---- Available records

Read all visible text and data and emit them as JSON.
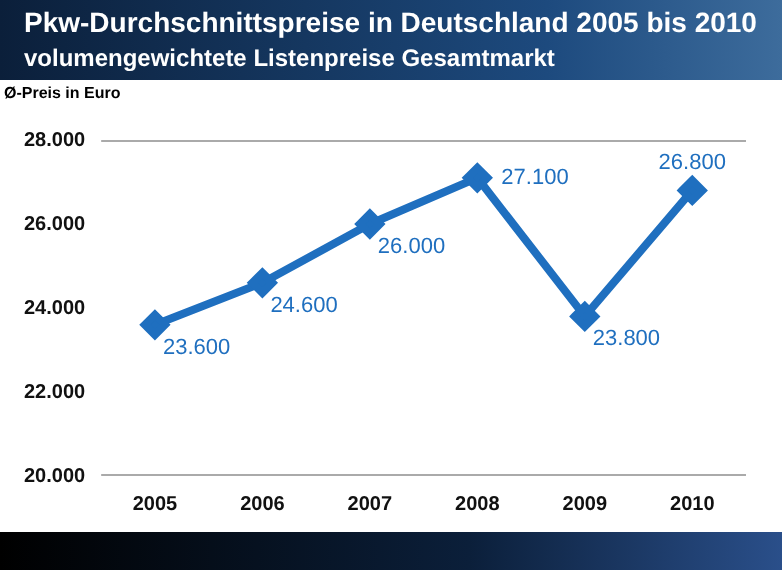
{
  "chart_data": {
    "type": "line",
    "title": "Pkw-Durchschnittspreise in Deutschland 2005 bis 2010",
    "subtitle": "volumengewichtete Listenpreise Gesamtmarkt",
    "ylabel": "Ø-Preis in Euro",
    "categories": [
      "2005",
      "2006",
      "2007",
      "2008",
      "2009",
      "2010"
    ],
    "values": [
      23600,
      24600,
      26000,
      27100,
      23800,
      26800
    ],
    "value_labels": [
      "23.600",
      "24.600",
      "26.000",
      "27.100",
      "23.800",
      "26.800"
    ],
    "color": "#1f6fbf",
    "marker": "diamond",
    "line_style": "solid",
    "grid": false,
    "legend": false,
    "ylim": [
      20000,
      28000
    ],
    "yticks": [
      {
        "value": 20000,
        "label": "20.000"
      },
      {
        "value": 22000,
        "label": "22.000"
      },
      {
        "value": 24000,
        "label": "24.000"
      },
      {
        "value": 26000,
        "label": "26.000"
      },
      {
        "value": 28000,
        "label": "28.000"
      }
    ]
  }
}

--------
---- Available records

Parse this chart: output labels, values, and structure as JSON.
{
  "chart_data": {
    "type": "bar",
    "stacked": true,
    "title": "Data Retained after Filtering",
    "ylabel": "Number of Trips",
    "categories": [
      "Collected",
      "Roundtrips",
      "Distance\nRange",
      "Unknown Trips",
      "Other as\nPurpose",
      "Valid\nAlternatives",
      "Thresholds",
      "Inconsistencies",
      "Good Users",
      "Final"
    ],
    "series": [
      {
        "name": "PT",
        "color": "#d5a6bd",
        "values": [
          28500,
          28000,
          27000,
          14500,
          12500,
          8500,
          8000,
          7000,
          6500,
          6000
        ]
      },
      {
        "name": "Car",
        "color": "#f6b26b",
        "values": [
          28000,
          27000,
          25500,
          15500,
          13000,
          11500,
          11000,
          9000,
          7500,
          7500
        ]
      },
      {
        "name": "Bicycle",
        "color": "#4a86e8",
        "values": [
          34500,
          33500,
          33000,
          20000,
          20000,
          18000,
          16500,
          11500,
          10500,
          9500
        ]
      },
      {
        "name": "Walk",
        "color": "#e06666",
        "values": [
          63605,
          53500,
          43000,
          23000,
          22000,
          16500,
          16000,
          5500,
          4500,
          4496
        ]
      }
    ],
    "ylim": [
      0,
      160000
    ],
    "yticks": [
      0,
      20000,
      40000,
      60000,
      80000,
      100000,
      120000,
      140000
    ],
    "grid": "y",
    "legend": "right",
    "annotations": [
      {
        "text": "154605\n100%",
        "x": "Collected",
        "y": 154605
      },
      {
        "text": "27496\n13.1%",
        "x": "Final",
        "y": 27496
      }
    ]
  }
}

--------

### What the task asks
Identify the lines in the entries that hold "text" and return each one.

### Worked answer
Read all visible text and data and emit them as JSON.
        "text": "154605\n100%",
        "text": "27496\n13.1%",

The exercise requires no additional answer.